* **What you should do**: Pick out each line of the records in which the word "домѣ" appears.
Begin Source records
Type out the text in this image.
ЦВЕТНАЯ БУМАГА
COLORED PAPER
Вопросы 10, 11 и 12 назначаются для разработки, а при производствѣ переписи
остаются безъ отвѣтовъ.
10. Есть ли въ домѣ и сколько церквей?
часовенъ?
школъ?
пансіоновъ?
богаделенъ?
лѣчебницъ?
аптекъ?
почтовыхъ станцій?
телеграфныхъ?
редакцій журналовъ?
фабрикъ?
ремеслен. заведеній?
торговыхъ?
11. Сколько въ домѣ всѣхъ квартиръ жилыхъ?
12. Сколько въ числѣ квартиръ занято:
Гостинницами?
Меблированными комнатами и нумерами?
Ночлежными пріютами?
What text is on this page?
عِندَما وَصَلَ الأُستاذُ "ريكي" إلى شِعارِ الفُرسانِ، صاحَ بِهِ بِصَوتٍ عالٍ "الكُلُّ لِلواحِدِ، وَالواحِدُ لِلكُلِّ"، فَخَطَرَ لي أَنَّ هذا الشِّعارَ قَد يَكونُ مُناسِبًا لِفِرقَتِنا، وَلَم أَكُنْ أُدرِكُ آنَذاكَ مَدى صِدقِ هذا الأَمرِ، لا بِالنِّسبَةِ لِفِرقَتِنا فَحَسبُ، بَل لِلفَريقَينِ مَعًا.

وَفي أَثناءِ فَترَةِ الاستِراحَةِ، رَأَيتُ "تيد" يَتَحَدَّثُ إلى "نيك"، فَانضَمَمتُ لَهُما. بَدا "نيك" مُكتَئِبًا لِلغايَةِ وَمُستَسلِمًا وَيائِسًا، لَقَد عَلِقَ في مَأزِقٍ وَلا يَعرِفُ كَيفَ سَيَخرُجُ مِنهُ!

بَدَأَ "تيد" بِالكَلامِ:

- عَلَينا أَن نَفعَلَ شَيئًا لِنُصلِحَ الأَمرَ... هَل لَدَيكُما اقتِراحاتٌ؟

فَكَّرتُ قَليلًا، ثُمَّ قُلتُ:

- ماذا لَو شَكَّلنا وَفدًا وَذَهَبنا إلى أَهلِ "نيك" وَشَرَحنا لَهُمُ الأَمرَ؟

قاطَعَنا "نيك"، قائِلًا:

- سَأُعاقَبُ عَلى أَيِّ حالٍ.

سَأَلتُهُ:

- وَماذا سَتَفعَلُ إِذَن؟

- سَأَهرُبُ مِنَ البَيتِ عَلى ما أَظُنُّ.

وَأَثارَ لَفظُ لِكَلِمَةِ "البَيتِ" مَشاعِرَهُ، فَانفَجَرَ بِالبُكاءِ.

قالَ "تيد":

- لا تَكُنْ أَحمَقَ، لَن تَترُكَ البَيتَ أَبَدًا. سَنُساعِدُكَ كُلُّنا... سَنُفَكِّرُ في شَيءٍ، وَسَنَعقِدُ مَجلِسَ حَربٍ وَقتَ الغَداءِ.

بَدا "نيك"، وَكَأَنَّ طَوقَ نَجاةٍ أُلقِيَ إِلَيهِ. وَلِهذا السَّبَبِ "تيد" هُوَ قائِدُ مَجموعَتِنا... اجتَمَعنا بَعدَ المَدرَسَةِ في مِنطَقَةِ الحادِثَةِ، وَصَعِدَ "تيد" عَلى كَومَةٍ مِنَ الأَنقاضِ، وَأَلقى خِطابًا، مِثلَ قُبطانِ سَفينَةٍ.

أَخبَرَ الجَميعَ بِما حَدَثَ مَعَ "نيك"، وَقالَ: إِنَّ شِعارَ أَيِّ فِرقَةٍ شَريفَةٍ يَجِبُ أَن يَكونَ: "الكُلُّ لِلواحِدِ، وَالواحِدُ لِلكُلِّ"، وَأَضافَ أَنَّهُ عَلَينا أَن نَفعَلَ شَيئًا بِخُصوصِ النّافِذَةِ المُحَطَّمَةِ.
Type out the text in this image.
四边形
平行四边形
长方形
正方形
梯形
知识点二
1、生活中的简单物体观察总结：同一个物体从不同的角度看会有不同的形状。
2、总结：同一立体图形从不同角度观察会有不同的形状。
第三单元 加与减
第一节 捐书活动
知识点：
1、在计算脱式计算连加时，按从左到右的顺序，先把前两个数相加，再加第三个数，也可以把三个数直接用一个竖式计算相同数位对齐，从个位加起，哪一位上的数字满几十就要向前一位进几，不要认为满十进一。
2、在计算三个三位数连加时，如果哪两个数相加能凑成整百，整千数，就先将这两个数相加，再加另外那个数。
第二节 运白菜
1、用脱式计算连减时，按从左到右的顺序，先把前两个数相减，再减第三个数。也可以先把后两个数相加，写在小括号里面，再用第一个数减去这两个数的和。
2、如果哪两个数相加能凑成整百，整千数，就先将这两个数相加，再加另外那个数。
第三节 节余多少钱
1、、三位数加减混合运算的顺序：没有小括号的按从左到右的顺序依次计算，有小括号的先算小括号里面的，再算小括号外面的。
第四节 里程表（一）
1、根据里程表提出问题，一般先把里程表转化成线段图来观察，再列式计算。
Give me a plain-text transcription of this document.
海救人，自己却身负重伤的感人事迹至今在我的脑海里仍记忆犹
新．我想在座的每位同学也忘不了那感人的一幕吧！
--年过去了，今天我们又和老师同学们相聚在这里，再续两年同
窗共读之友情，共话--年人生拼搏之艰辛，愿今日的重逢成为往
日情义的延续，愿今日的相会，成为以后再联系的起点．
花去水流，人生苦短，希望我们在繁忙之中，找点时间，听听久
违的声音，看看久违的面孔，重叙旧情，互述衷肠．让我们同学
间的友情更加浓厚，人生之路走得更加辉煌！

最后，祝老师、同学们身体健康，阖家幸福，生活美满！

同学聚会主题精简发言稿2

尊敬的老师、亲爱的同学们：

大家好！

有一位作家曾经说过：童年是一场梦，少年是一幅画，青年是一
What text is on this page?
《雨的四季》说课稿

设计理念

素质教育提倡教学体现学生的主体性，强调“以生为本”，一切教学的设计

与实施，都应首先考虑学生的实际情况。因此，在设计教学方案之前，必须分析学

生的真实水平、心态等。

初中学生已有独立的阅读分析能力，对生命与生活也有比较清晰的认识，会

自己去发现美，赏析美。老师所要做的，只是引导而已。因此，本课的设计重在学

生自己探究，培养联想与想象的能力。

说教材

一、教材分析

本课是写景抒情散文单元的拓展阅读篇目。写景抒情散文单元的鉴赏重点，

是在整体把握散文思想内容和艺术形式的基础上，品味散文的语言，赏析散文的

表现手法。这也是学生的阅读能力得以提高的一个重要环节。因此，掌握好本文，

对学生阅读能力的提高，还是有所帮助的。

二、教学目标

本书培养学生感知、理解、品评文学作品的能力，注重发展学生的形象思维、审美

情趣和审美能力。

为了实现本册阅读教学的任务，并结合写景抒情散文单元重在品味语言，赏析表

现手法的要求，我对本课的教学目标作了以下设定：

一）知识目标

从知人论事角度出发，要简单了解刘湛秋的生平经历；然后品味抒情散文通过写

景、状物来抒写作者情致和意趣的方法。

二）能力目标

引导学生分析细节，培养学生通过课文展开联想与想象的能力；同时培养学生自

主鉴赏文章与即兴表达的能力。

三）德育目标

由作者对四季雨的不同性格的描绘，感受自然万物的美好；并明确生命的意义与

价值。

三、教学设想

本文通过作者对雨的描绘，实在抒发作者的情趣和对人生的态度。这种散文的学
End Source records
* **Solution for this task**:
10. Есть ли въ домѣ и сколько церквей?
11. Сколько въ домѣ всѣхъ квартиръ жилыхъ?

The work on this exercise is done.